──────── SUPPLIED MATERIAL

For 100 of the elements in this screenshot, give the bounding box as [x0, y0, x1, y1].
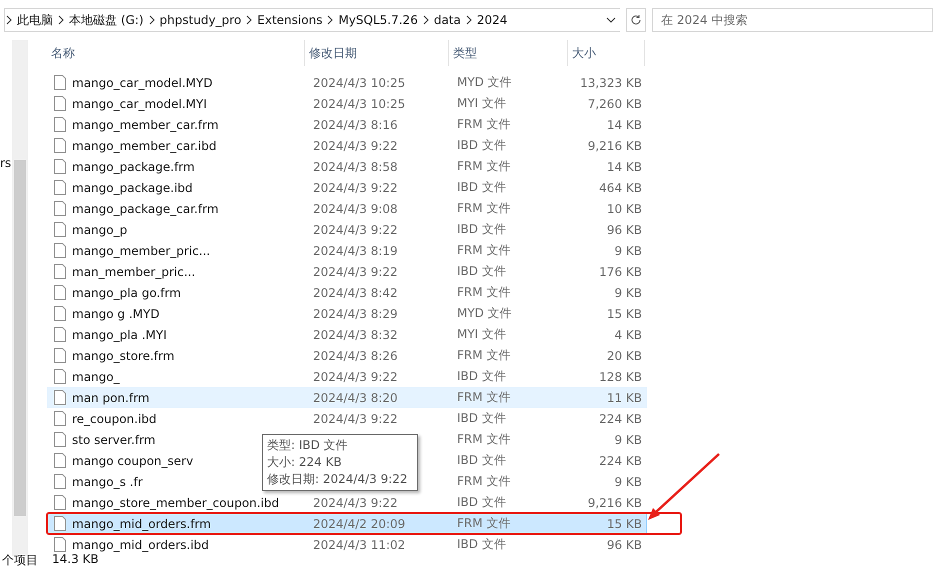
file-icon — [54, 327, 66, 342]
file-icon — [54, 138, 66, 153]
file-type: FRM 文件 — [456, 431, 512, 448]
file-size: 9 KB — [613, 432, 643, 446]
file-icon — [54, 243, 66, 258]
modified-date: 2024/4/3 8:20 — [312, 390, 399, 404]
chevron-icon[interactable] — [57, 15, 65, 25]
file-name: mango_pla .MYI — [72, 328, 167, 342]
file-icon — [54, 453, 66, 468]
file-name: mango_store.frm — [72, 348, 174, 362]
breadcrumb-item[interactable]: MySQL5.7.26 — [334, 13, 422, 27]
breadcrumb-item[interactable]: 本地磁盘 (G:) — [65, 12, 148, 28]
modified-date: 2024/4/3 10:25 — [312, 76, 406, 90]
breadcrumb-item[interactable]: 此电脑 — [13, 12, 57, 28]
file-name: mango_pla go.frm — [72, 286, 181, 300]
file-name: mango_package.ibd — [72, 180, 193, 194]
file-type: MYI 文件 — [456, 95, 508, 112]
file-name: man pon.frm — [72, 390, 150, 404]
modified-date: 2024/4/3 9:08 — [312, 202, 399, 216]
chevron-icon[interactable] — [5, 15, 13, 25]
file-type: FRM 文件 — [456, 515, 512, 532]
modified-date: 2024/4/3 8:29 — [312, 306, 399, 320]
file-type: IBD 文件 — [456, 410, 507, 427]
dropdown-icon[interactable] — [606, 15, 616, 25]
column-header[interactable]: 类型 — [449, 40, 568, 66]
breadcrumb-item[interactable]: Extensions — [253, 13, 326, 27]
modified-date: 2024/4/3 8:58 — [312, 160, 399, 174]
file-type: MYD 文件 — [456, 74, 513, 91]
breadcrumb-item[interactable]: phpstudy_pro — [156, 13, 246, 27]
file-name: mango_car_model.MYD — [72, 76, 213, 90]
chevron-icon[interactable] — [326, 15, 334, 25]
file-type: FRM 文件 — [456, 116, 512, 133]
file-type: FRM 文件 — [456, 284, 512, 301]
refresh-button[interactable] — [626, 8, 646, 32]
file-row[interactable]: mango_mid_orders.frm 2024/4/2 20:09 FRM 文件 15 KB — [47, 513, 647, 534]
file-size: 224 KB — [598, 412, 643, 426]
file-type: IBD 文件 — [456, 221, 507, 238]
file-type: MYD 文件 — [456, 305, 513, 322]
file-type: IBD 文件 — [456, 536, 507, 553]
annotation-arrow — [648, 453, 720, 520]
file-size: 128 KB — [598, 370, 643, 384]
file-icon — [54, 180, 66, 195]
chevron-icon[interactable] — [464, 15, 473, 25]
file-icon — [54, 159, 66, 174]
refresh-icon[interactable] — [630, 14, 642, 26]
file-name: mango_package_car.frm — [72, 202, 219, 216]
file-size: 7,260 KB — [586, 96, 643, 110]
chevron-icon[interactable] — [148, 15, 156, 25]
file-name: mango_mid_orders.ibd — [72, 538, 209, 552]
file-size: 9,216 KB — [586, 138, 643, 152]
file-icon — [54, 432, 66, 447]
total-size: 14.3 KB — [52, 552, 99, 568]
file-row[interactable]: man pon.frm 2024/4/3 8:20 FRM 文件 11 KB — [47, 387, 647, 408]
file-size: 96 KB — [606, 222, 643, 236]
file-type: FRM 文件 — [456, 347, 512, 364]
file-icon — [54, 222, 66, 237]
file-type: FRM 文件 — [456, 242, 512, 259]
file-icon — [54, 117, 66, 132]
modified-date: 2024/4/3 9:22 — [312, 222, 399, 236]
file-size: 14 KB — [606, 160, 643, 174]
column-header[interactable]: 名称 — [47, 40, 305, 66]
file-type: IBD 文件 — [456, 263, 507, 280]
modified-date: 2024/4/3 9:22 — [312, 180, 399, 194]
modified-date: 2024/4/3 9:22 — [312, 412, 399, 426]
column-header[interactable]: 大小 — [568, 40, 645, 66]
tooltip-line: 修改日期: 2024/4/3 9:22 — [267, 471, 409, 488]
file-size: 13,323 KB — [579, 76, 643, 90]
file-icon — [54, 285, 66, 300]
modified-date: 2024/4/3 8:32 — [312, 328, 399, 342]
file-type: IBD 文件 — [456, 368, 507, 385]
search-field[interactable]: 在 2024 中搜索 — [652, 8, 933, 32]
address-bar[interactable]: 此电脑 本地磁盘 (G:) phpstudy_pro Extensions MySQL5.7.26 data 2024 — [4, 8, 620, 32]
file-icon — [54, 75, 66, 90]
nav-item[interactable]: rs — [0, 156, 12, 170]
file-name: mango_ — [72, 370, 120, 384]
file-size: 464 KB — [598, 180, 643, 194]
file-icon — [54, 96, 66, 111]
file-type: FRM 文件 — [456, 200, 512, 217]
file-icon — [54, 390, 66, 405]
breadcrumb-item[interactable]: 2024 — [472, 13, 512, 27]
tooltip-line: 大小: 224 KB — [267, 454, 343, 471]
chevron-icon[interactable] — [245, 15, 254, 25]
column-header[interactable]: 修改日期 — [305, 40, 449, 66]
scrollbar[interactable] — [12, 40, 28, 556]
file-name: mango_car_model.MYI — [72, 96, 207, 110]
file-icon — [54, 369, 66, 384]
file-icon — [54, 516, 66, 531]
file-size: 11 KB — [606, 390, 643, 404]
file-size: 9,216 KB — [586, 496, 643, 510]
file-type: IBD 文件 — [456, 494, 507, 511]
chevron-icon[interactable] — [422, 15, 430, 25]
file-size: 15 KB — [606, 306, 643, 320]
file-type: IBD 文件 — [456, 137, 507, 154]
file-name: mango_member_pric... — [72, 244, 210, 258]
modified-date: 2024/4/3 8:26 — [312, 348, 399, 362]
breadcrumb-item[interactable]: data — [430, 13, 465, 27]
file-size: 10 KB — [606, 202, 643, 216]
file-name: mango coupon_serv — [72, 454, 194, 468]
file-size: 20 KB — [606, 348, 643, 362]
file-name: sto server.frm — [72, 432, 156, 446]
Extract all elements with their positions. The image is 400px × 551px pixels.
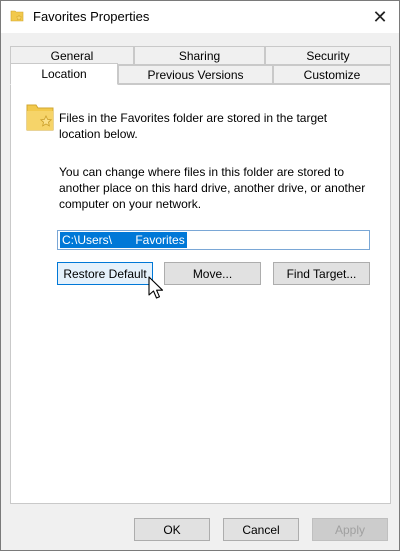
tab-security[interactable]: Security [265,46,391,65]
description-line-3: computer on your network. [59,197,202,211]
ok-button[interactable]: OK [134,518,210,541]
location-panel: Files in the Favorites folder are stored… [10,84,391,504]
apply-button[interactable]: Apply [312,518,388,541]
mouse-pointer-icon [148,276,164,299]
description-line-1: You can change where files in this folde… [59,165,345,179]
find-target-button[interactable]: Find Target... [273,262,370,285]
restore-default-button[interactable]: Restore Default [57,262,153,285]
properties-window: Favorites Properties ✕ General Sharing S… [0,0,400,551]
cancel-button[interactable]: Cancel [223,518,299,541]
window-title: Favorites Properties [33,9,150,24]
folder-star-icon [10,10,24,22]
tab-location[interactable]: Location [10,63,118,85]
tab-customize[interactable]: Customize [273,65,391,84]
tab-previous-versions[interactable]: Previous Versions [118,65,273,84]
close-button[interactable]: ✕ [361,1,399,33]
title-bar[interactable]: Favorites Properties ✕ [1,1,399,33]
tab-sharing[interactable]: Sharing [134,46,265,65]
close-icon: ✕ [372,6,388,27]
target-path-value: C:\Users\ Favorites [60,232,187,248]
target-path-input[interactable]: C:\Users\ Favorites [57,230,370,250]
description-line-2: another place on this hard drive, anothe… [59,181,366,195]
folder-star-icon [26,104,54,131]
move-button[interactable]: Move... [164,262,261,285]
intro-text-line-2: location below. [59,127,138,141]
intro-text-line-1: Files in the Favorites folder are stored… [59,111,328,125]
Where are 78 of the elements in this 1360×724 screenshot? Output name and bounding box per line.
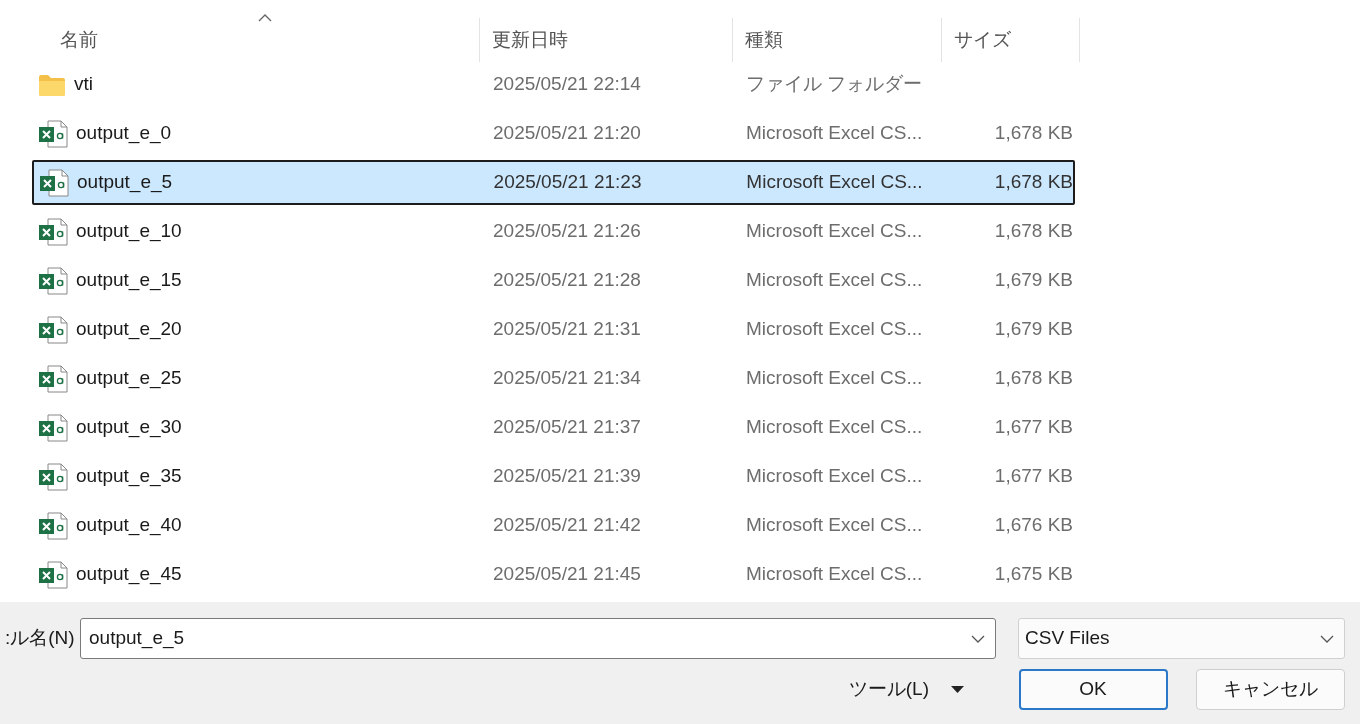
column-header[interactable]: 種類 [733, 18, 942, 62]
file-row[interactable]: output_e_0 2025/05/21 21:20 Microsoft Excel CS... 1,678 KB [32, 111, 1075, 156]
file-row[interactable]: output_e_45 2025/05/21 21:45 Microsoft Excel CS... 1,675 KB [32, 552, 1075, 597]
spreadsheet-file-icon [38, 462, 68, 491]
modified-date: 2025/05/21 21:37 [493, 416, 641, 438]
spreadsheet-file-icon [38, 217, 68, 246]
dropdown-chevron-icon[interactable] [971, 634, 985, 643]
file-row[interactable]: output_e_25 2025/05/21 21:34 Microsoft Excel CS... 1,678 KB [32, 356, 1075, 401]
file-size: 1,677 KB [994, 416, 1073, 438]
file-name: output_e_5 [77, 170, 173, 195]
column-header[interactable]: サイズ [942, 18, 1080, 62]
file-row[interactable]: output_e_20 2025/05/21 21:31 Microsoft Excel CS... 1,679 KB [32, 307, 1075, 352]
dropdown-triangle-icon[interactable] [951, 685, 964, 693]
dropdown-chevron-icon [1320, 634, 1334, 643]
file-size: 1,678 KB [994, 220, 1073, 242]
file-row[interactable]: output_e_35 2025/05/21 21:39 Microsoft Excel CS... 1,677 KB [32, 454, 1075, 499]
spreadsheet-file-icon [38, 266, 68, 295]
file-name: output_e_10 [76, 219, 182, 244]
modified-date: 2025/05/21 22:14 [493, 73, 641, 95]
file-row[interactable]: output_e_40 2025/05/21 21:42 Microsoft Excel CS... 1,676 KB [32, 503, 1075, 548]
file-type: Microsoft Excel CS... [746, 514, 923, 536]
file-name: output_e_30 [76, 415, 182, 440]
file-size: 1,679 KB [994, 318, 1073, 340]
file-name: output_e_15 [76, 268, 182, 293]
file-type-dropdown[interactable]: CSV Files [1018, 618, 1345, 659]
modified-date: 2025/05/21 21:45 [493, 563, 641, 585]
file-name-field[interactable]: output_e_5 [80, 618, 996, 659]
dialog-button[interactable]: OK [1018, 668, 1168, 710]
file-size: 1,677 KB [994, 465, 1073, 487]
file-type: Microsoft Excel CS... [746, 563, 923, 585]
file-row[interactable]: vti 2025/05/21 22:14 ファイル フォルダー [32, 62, 1075, 107]
modified-date: 2025/05/21 21:34 [493, 367, 641, 389]
file-row[interactable]: output_e_15 2025/05/21 21:28 Microsoft Excel CS... 1,679 KB [32, 258, 1075, 303]
file-type: Microsoft Excel CS... [746, 318, 923, 340]
file-name: output_e_45 [76, 562, 182, 587]
file-size: 1,675 KB [994, 563, 1073, 585]
file-type: Microsoft Excel CS... [746, 465, 923, 487]
spreadsheet-file-icon [38, 560, 68, 589]
column-header[interactable]: 名前 [32, 18, 480, 62]
dialog-button[interactable]: キャンセル [1196, 668, 1345, 710]
modified-date: 2025/05/21 21:39 [493, 465, 641, 487]
file-size: 1,678 KB [994, 367, 1073, 389]
file-type: Microsoft Excel CS... [746, 171, 923, 193]
column-header[interactable]: 更新日時 [480, 18, 733, 62]
file-type: Microsoft Excel CS... [746, 220, 923, 242]
file-type: ファイル フォルダー [746, 73, 923, 95]
file-size: 1,678 KB [994, 171, 1073, 193]
file-size: 1,679 KB [994, 269, 1073, 291]
folder-icon [38, 72, 66, 97]
spreadsheet-file-icon [39, 168, 69, 197]
file-type: Microsoft Excel CS... [746, 367, 923, 389]
file-type: Microsoft Excel CS... [746, 416, 923, 438]
file-row[interactable]: output_e_5 2025/05/21 21:23 Microsoft Excel CS... 1,678 KB [32, 160, 1075, 205]
file-type: Microsoft Excel CS... [746, 269, 923, 291]
file-name: output_e_20 [76, 317, 182, 342]
modified-date: 2025/05/21 21:28 [493, 269, 641, 291]
file-name: output_e_0 [76, 121, 172, 146]
spreadsheet-file-icon [38, 511, 68, 540]
modified-date: 2025/05/21 21:42 [493, 514, 641, 536]
file-type: Microsoft Excel CS... [746, 122, 923, 144]
file-size: 1,676 KB [994, 514, 1073, 536]
file-row[interactable]: output_e_10 2025/05/21 21:26 Microsoft Excel CS... 1,678 KB [32, 209, 1075, 254]
file-name: vti [74, 72, 93, 97]
file-row[interactable]: output_e_30 2025/05/21 21:37 Microsoft Excel CS... 1,677 KB [32, 405, 1075, 450]
modified-date: 2025/05/21 21:26 [493, 220, 641, 242]
file-size: 1,678 KB [994, 122, 1073, 144]
modified-date: 2025/05/21 21:20 [493, 122, 641, 144]
spreadsheet-file-icon [38, 315, 68, 344]
spreadsheet-file-icon [38, 413, 68, 442]
spreadsheet-file-icon [38, 364, 68, 393]
modified-date: 2025/05/21 21:31 [493, 318, 641, 340]
modified-date: 2025/05/21 21:23 [493, 171, 642, 193]
file-name: output_e_35 [76, 464, 182, 489]
file-name-label: ル名(N): [5, 626, 76, 651]
file-name: output_e_25 [76, 366, 182, 391]
spreadsheet-file-icon [38, 119, 68, 148]
tools-menu[interactable]: ツール(L) [848, 674, 929, 704]
file-name: output_e_40 [76, 513, 182, 538]
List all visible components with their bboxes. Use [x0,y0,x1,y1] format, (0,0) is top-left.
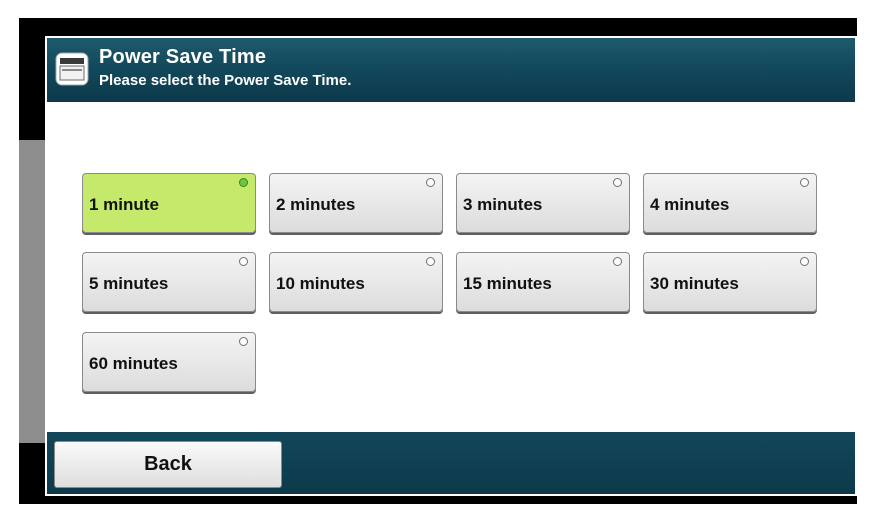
option-3-minutes[interactable]: 3 minutes [456,173,630,233]
option-label: 15 minutes [463,274,552,293]
device-screen: Power Save Time Please select the Power … [19,18,857,504]
power-save-dialog: Power Save Time Please select the Power … [45,36,857,496]
panel-display-icon [55,52,89,86]
radio-indicator-icon [239,337,248,346]
option-1-minute[interactable]: 1 minute [82,173,256,233]
option-10-minutes[interactable]: 10 minutes [269,252,443,312]
option-label: 60 minutes [89,354,178,373]
option-15-minutes[interactable]: 15 minutes [456,252,630,312]
option-label: 30 minutes [650,274,739,293]
page-subtitle: Please select the Power Save Time. [99,72,352,89]
dialog-header: Power Save Time Please select the Power … [47,38,855,102]
option-label: 10 minutes [276,274,365,293]
option-label: 3 minutes [463,195,543,214]
radio-indicator-icon [426,257,435,266]
back-button[interactable]: Back [54,441,282,488]
radio-indicator-icon [613,178,622,187]
radio-indicator-icon [800,178,809,187]
radio-indicator-icon [800,257,809,266]
option-60-minutes[interactable]: 60 minutes [82,332,256,392]
radio-indicator-icon [239,178,248,187]
dialog-footer: Back [47,432,855,494]
option-label: 1 minute [89,195,159,214]
option-label: 2 minutes [276,195,356,214]
page-title: Power Save Time [99,46,267,68]
option-label: 4 minutes [650,195,730,214]
radio-indicator-icon [239,257,248,266]
radio-indicator-icon [426,178,435,187]
option-30-minutes[interactable]: 30 minutes [643,252,817,312]
option-2-minutes[interactable]: 2 minutes [269,173,443,233]
option-label: 5 minutes [89,274,169,293]
option-5-minutes[interactable]: 5 minutes [82,252,256,312]
option-4-minutes[interactable]: 4 minutes [643,173,817,233]
radio-indicator-icon [613,257,622,266]
options-area: 1 minute 2 minutes 3 minutes 4 minutes 5… [47,102,855,432]
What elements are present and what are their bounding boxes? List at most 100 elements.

────────────────

**TASK REQUIREMENTS:** In the records, take the part that opens with the line containing "column-header[interactable]: 種類 [733, 18, 942, 62]" and closes with the line containing "dropdown-chevron-icon[interactable] [971, 634, 985, 643]". Rewrite only those lines, swapping "spreadsheet-file-icon" for "csv-file-icon" and leaving everything else unchanged.

**THE RESPONSE:**
column-header[interactable]: 種類 [733, 18, 942, 62]
file-row[interactable]: output_e_0 2025/05/21 21:20 Microsoft Excel CS... 1,678 KB [32, 111, 1075, 156]
file-row[interactable]: output_e_45 2025/05/21 21:45 Microsoft Excel CS... 1,675 KB [32, 552, 1075, 597]
csv-file-icon [38, 462, 68, 491]
modified-date: 2025/05/21 21:37 [493, 416, 641, 438]
csv-file-icon [38, 217, 68, 246]
dropdown-chevron-icon[interactable] [971, 634, 985, 643]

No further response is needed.